### SET TASK A
Please retype the stretch of the dictation post from "Category: Craft (Page" through "to gather dust.".
### SET TASK B
Answer these questions from the dictation post:
(i) Who has used dictation to write his novels for many years?
(ii) About how long ago did the writer last try dictating?
(iii) What is the title of the book about dictation that he wrote?
### SET TASK C
Proceed with the dictation post, starting right after its last sentence.

[start QUOTED TEXT]

Fiction and Non-Fiction

Category: Craft (Page 1 of 4)

Dictating the Story

Over the past few years I’ve dabbled with dictating parts of a story, usually with varying degrees of success. I’ve been nowhere near as productive with it as Kevin J. Anderson, who has used dictation to write his novels for many years. He even wrote a book about it On Being a Dictator – WordFire Shop

Part of the challenge, as Kevin discusses in the book is that it takes time to become comfortable with the process. The last time I tried dictating was about two years ago. I began to make some good progress then hit the challenge of having to transcribe several hundred words of audio. I found myself spending as much time, or more, transcribing as I was writing new words. Not an ideal solution and not long after that I put the recorder away to gather dust.

This past week or so, the idea of dictation nudged at my mind. I still had the same concern of transcribing several hundred words but now the text to speech capabilities have improved dramatically that I figured it was worth another try.

[end QUOTED TEXT]
[start SUPPLIED DATA]

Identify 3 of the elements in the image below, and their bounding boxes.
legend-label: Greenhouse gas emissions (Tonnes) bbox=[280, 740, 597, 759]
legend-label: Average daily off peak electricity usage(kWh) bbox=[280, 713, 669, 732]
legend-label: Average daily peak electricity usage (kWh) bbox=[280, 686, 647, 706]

[end SUPPLIED DATA]

### EXPECTED ANSWER A
Category: Craft (Page 1 of 4)

Dictating the Story

Over the past few years I’ve dabbled with dictating parts of a story, usually with varying degrees of success. I’ve been nowhere near as productive with it as Kevin J. Anderson, who has used dictation to write his novels for many years. He even wrote a book about it On Being a Dictator – WordFire Shop

Part of the challenge, as Kevin discusses in the book is that it takes time to become comfortable with the process. The last time I tried dictating was about two years ago. I began to make some good progress then hit the challenge of having to transcribe several hundred words of audio. I found myself spending as much time, or more, transcribing as I was writing new words. Not an ideal solution and not long after that I put the recorder away to gather dust.

### EXPECTED ANSWER B
(i) Kevin J. Anderson
(ii) About two years ago
(iii) On Being a Dictator

### EXPECTED ANSWER C
Typically, the first challenge was the recorder. I know it’s somewhere but not anywhere I can find it, despite turning my office upside down twice and scouring through my car, which is where the recorder was usually left.

Still no luck, so I turned to my trusty friend Amazon. The digital recorder options there range from $30.00 to $300.00, with an interesting discovery that most of them include a speech to text capability. I hesitated on the Buy button because you can guarantee that the morning the new recorder arrives, I’ll find the old one!

Instead, I had a quick look at the Voice Memo app on my iphone – recordings only limited by the space left on your iphone, and wait – what’s this? speech to text translation. I took it for a quick test drive and the translation was acceptable. Syncing of the audio was easy – right there into iCloud. The transcription was a little more involved as you have to copy the transcript into a Files folder that’s connected to iCloud – not the end of the world, but not as easy as sharing via AirDrop – maybe in the next iteration.

I’m about half way through a short story, and as I have the rest of it pretty clear in my mind, I’m going to see how dictation works for the next 1,500 to 2,000 words.

Stay tuned.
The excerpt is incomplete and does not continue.